**Task requirements**
Pull out every line in the data that has the string "JSON" in it.

--- START OF Supplied entries ---

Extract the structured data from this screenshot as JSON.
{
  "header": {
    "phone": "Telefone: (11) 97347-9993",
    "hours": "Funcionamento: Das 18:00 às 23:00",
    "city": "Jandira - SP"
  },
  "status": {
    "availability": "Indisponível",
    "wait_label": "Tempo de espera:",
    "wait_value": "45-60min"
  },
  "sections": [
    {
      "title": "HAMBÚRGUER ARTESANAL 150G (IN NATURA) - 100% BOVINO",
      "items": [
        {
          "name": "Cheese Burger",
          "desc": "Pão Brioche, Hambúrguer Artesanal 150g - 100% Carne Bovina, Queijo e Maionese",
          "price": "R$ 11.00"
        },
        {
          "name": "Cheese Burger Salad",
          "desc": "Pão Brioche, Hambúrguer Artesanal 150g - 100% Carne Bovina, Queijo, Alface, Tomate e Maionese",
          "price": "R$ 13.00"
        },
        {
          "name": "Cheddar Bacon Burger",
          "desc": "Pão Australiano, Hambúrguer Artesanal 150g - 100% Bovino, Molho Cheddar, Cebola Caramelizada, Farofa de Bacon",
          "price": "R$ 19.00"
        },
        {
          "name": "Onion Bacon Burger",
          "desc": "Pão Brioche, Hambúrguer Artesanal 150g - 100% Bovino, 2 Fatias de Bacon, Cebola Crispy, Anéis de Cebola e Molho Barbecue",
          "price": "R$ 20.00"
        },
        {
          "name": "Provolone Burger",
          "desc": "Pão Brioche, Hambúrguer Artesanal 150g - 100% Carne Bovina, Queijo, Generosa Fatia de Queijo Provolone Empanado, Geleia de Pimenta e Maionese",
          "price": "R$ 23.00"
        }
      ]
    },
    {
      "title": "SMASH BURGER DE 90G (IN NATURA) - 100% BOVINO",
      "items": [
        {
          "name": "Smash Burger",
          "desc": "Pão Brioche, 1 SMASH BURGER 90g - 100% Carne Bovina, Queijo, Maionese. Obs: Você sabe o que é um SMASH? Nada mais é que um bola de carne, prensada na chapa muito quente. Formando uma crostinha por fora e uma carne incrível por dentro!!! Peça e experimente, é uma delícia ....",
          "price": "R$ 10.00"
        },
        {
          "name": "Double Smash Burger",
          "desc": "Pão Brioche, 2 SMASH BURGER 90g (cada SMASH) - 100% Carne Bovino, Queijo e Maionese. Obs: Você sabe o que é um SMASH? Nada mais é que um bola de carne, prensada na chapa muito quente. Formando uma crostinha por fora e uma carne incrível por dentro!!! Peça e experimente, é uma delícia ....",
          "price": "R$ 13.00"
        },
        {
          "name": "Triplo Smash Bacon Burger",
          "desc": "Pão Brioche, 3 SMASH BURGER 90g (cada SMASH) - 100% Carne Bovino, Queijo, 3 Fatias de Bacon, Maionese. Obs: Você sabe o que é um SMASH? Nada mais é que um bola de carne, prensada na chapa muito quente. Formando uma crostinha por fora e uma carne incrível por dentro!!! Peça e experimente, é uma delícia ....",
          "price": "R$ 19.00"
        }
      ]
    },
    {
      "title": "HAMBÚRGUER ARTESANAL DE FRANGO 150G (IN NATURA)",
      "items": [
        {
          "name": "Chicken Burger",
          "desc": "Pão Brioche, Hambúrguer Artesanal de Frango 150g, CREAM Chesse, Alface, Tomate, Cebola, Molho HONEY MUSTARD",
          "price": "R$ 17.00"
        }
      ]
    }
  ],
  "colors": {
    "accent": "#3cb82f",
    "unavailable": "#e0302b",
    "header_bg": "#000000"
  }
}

--- END OF Supplied entries ---
--- START OF Supplied entries ---

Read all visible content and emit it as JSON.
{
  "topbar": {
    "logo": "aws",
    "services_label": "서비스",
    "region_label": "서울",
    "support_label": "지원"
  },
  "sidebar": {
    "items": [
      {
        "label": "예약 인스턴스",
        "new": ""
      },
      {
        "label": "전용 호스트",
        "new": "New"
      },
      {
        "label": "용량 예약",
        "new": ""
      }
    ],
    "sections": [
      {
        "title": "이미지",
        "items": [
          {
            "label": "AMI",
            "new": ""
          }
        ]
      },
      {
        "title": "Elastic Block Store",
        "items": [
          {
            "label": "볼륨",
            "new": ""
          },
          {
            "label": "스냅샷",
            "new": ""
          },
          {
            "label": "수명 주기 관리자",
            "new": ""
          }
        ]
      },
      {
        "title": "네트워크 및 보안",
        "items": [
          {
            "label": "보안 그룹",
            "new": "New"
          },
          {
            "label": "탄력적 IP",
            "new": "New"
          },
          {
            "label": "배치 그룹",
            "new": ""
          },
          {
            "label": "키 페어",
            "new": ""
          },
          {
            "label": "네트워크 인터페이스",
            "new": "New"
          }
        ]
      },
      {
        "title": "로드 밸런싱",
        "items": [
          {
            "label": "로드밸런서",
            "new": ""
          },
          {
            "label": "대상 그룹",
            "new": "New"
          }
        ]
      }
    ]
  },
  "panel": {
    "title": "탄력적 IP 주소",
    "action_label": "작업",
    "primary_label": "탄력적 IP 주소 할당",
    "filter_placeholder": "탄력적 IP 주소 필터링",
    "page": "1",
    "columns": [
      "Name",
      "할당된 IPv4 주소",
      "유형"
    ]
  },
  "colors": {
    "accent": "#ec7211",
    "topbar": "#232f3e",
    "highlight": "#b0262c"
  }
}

--- END OF Supplied entries ---

**The solution**
Extract the structured data from this screenshot as JSON.
Read all visible content and emit it as JSON.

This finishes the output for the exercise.